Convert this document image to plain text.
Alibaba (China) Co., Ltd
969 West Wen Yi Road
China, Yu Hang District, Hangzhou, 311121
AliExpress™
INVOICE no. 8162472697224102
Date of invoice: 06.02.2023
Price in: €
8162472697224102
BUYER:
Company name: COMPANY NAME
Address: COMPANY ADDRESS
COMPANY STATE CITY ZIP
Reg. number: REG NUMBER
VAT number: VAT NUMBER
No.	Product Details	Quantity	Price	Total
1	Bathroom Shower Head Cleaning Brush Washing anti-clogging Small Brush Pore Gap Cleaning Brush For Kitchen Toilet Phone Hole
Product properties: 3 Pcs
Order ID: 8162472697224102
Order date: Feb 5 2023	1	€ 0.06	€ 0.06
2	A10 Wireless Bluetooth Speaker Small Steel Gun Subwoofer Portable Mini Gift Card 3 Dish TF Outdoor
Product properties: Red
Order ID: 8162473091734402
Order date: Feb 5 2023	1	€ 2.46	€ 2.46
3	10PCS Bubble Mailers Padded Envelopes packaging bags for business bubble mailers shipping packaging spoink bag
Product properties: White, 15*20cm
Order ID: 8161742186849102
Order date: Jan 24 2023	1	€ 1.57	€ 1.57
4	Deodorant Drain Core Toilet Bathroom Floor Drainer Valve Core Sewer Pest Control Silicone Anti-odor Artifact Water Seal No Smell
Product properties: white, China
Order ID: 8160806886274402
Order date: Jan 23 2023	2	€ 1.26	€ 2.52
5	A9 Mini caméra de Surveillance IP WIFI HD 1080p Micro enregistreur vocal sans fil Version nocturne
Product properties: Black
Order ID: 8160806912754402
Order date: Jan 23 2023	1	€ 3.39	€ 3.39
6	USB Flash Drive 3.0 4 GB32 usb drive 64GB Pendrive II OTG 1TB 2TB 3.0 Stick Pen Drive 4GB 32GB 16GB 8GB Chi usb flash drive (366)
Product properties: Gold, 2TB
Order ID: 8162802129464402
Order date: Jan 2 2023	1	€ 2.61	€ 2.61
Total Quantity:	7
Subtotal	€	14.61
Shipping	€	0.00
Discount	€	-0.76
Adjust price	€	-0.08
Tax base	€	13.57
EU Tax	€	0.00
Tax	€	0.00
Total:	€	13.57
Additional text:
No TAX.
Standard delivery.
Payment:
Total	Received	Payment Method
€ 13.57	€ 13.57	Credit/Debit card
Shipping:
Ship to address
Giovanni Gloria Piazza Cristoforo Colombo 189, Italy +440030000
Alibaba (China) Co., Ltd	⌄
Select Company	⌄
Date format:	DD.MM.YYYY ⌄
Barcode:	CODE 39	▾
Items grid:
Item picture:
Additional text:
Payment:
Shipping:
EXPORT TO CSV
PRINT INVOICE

____________________

▸ **WHAT IS BEING ASKED**:
Read the lines above. Gather those in which the string "Toilet" is found.

▸ **FINISHED TASK**:
1	Bathroom Shower Head Cleaning Brush Washing anti-clogging Small Brush Pore Gap Cleaning Brush For Kitchen Toilet Phone Hole
4	Deodorant Drain Core Toilet Bathroom Floor Drainer Valve Core Sewer Pest Control Silicone Anti-odor Artifact Water Seal No Smell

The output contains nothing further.